◆ GIVEN TASK
Identify all lines in the data containing the string "this". Copy them out.

◆ ENTRIES PROVIDED
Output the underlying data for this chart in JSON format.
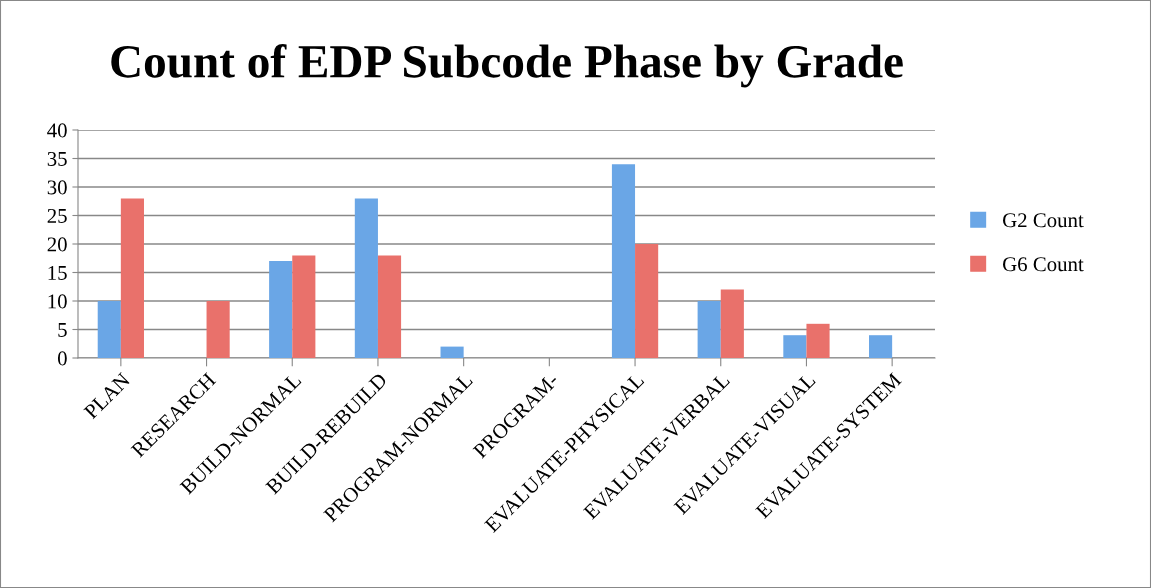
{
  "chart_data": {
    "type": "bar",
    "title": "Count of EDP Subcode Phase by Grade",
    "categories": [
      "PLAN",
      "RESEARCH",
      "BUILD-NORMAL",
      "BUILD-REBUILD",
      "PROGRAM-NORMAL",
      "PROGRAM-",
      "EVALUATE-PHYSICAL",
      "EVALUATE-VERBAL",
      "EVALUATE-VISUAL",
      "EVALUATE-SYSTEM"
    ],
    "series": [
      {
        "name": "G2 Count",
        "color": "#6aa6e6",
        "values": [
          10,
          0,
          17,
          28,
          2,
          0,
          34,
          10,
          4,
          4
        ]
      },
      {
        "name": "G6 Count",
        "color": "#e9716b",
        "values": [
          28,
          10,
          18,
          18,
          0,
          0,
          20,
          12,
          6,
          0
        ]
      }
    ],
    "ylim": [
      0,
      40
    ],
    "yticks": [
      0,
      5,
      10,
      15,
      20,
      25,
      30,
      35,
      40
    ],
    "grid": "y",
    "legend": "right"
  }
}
* * *
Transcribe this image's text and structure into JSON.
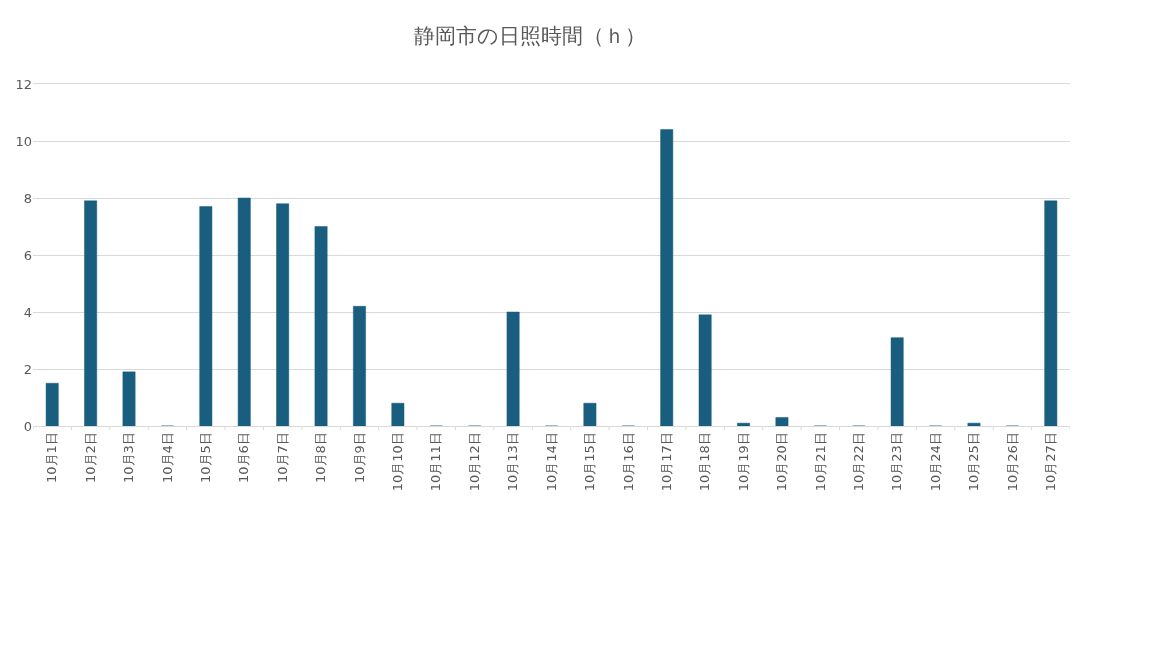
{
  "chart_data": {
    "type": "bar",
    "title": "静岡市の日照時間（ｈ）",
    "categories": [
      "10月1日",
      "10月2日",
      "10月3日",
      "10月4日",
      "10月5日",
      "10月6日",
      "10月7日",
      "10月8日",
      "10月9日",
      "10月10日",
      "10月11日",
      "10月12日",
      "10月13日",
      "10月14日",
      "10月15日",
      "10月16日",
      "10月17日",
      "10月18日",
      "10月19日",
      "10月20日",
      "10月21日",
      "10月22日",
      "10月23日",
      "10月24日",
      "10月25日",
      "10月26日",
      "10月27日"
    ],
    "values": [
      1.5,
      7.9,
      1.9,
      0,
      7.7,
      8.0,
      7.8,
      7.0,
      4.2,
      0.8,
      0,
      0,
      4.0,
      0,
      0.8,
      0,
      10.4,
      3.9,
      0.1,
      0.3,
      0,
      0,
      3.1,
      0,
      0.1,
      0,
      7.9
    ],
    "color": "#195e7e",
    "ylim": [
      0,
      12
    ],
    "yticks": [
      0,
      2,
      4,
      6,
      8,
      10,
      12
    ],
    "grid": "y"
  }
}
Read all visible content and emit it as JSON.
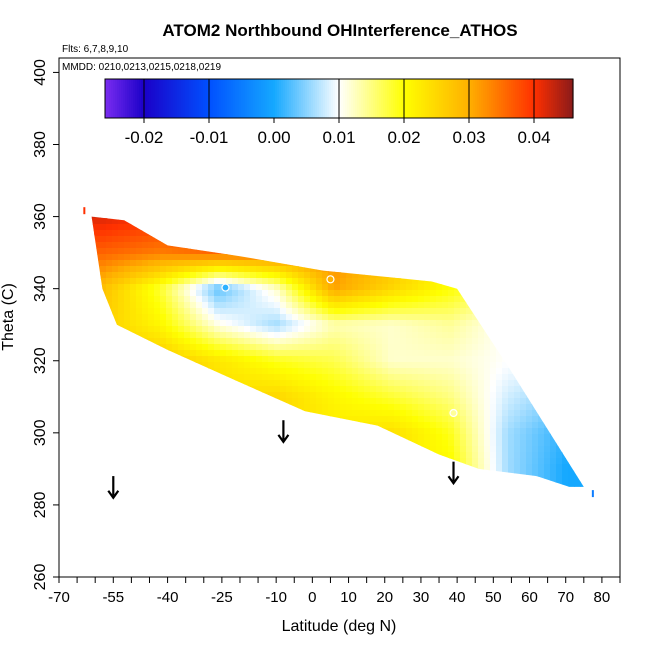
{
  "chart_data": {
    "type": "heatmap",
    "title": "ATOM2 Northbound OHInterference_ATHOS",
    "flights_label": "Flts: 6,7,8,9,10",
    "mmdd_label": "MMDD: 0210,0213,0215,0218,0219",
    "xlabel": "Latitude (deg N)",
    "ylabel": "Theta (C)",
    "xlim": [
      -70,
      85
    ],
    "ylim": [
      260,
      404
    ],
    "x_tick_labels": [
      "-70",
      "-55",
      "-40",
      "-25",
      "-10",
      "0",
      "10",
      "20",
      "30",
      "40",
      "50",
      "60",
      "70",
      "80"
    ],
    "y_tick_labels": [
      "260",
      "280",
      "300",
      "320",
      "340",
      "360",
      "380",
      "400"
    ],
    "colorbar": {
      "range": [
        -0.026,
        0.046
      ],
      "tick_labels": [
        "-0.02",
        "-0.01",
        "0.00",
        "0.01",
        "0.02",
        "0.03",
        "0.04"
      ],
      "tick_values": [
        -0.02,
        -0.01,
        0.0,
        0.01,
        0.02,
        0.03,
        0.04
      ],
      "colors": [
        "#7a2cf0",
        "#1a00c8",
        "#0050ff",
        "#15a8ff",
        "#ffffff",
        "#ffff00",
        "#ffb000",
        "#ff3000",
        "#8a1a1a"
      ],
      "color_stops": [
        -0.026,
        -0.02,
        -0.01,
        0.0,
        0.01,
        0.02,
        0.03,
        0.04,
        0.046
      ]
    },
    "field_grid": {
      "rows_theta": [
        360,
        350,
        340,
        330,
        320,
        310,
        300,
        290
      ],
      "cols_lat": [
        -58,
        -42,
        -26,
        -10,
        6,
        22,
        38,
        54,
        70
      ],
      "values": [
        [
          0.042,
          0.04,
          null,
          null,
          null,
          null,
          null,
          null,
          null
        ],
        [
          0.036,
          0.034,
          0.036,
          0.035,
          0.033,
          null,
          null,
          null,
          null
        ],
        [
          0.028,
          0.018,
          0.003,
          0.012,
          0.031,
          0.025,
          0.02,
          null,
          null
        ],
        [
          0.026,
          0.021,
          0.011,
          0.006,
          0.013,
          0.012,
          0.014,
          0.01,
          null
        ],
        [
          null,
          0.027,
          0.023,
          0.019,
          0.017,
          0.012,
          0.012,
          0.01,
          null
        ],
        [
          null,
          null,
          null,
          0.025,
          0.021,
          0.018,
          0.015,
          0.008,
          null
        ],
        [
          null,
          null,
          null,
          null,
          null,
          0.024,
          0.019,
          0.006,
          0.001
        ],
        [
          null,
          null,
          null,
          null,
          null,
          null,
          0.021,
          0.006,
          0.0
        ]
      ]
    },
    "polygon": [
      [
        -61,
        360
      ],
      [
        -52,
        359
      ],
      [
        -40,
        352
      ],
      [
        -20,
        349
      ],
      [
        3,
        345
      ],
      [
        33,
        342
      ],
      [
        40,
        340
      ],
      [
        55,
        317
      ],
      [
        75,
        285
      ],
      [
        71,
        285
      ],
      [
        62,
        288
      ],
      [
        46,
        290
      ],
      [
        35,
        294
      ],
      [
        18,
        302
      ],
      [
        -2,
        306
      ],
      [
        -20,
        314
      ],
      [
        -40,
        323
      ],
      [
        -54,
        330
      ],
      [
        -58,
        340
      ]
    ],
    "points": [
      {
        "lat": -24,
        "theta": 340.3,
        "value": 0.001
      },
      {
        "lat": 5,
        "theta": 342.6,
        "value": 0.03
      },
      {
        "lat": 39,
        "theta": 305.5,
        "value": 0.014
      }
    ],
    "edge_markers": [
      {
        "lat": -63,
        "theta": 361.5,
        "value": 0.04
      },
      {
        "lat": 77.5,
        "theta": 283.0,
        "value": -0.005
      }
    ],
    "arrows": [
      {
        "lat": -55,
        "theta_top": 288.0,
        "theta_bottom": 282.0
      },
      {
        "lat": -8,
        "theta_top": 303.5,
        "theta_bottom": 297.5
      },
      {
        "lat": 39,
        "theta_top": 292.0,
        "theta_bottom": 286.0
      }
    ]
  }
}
* * *
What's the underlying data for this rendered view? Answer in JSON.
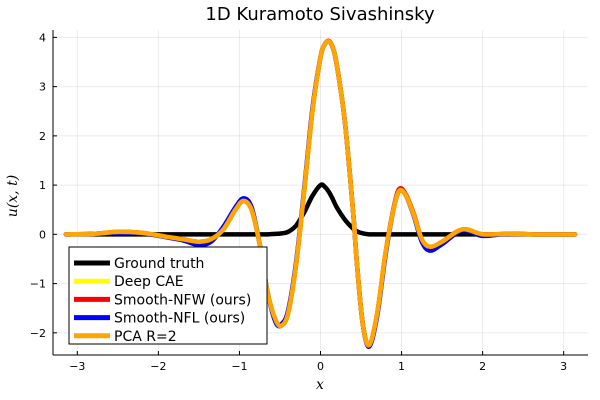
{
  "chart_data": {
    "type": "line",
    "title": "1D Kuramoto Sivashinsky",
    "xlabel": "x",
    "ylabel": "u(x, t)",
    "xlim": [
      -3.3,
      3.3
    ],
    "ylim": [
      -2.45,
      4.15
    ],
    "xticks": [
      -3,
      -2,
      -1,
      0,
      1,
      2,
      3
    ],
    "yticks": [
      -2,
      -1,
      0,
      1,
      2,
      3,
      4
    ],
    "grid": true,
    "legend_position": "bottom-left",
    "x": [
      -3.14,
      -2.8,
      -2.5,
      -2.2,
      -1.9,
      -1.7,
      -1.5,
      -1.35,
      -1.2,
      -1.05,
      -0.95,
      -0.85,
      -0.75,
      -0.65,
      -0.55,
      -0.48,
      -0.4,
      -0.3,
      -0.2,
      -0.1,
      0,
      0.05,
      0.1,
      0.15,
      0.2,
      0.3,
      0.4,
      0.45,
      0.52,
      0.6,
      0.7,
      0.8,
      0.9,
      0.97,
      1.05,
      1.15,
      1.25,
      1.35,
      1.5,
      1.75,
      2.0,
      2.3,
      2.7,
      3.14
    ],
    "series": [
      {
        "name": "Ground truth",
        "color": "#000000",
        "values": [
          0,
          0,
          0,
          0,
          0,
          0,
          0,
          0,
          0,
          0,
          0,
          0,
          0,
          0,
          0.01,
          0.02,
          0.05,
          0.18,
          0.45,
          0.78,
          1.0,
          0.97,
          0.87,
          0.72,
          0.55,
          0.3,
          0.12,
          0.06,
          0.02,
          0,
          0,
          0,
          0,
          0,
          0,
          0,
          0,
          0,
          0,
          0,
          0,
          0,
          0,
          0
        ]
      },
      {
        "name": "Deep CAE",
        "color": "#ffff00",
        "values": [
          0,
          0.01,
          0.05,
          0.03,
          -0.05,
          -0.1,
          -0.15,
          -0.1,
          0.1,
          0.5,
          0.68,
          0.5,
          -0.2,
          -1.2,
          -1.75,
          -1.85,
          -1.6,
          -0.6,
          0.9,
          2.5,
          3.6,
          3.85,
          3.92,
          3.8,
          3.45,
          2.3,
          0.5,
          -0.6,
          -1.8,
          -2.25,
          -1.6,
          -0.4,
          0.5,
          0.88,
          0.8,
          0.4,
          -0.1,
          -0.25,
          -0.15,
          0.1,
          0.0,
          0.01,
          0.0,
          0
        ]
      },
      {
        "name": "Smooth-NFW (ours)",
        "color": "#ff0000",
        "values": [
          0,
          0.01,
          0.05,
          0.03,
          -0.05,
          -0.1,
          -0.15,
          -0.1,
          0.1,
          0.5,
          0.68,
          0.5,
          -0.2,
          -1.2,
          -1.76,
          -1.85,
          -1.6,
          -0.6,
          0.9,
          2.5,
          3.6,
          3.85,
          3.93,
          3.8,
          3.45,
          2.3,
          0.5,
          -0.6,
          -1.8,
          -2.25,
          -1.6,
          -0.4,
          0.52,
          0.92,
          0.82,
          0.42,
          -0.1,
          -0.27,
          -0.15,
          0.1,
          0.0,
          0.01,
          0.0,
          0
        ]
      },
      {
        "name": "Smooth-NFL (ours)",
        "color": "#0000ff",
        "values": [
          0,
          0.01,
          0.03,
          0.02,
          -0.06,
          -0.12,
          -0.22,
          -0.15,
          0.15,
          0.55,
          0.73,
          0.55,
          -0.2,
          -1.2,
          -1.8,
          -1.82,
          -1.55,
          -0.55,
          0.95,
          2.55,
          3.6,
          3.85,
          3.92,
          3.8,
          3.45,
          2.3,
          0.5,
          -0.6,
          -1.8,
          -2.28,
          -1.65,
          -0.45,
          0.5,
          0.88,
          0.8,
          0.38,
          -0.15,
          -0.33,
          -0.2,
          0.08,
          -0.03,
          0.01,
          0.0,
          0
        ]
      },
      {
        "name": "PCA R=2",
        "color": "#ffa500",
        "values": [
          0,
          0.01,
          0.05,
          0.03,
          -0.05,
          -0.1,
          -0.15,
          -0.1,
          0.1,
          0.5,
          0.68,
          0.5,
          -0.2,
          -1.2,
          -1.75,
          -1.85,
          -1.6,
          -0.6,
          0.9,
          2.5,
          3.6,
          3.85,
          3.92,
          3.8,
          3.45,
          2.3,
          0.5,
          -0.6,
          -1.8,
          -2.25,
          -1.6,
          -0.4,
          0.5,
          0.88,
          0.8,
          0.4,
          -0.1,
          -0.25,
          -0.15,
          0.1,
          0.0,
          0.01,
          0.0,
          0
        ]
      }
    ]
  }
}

◆ EXERCISE ANSWER
Output the underlying data for this chart in JSON format.
Transcribe this image's text and structure into JSON.
What's the underlying data for this rendered view? Answer in JSON.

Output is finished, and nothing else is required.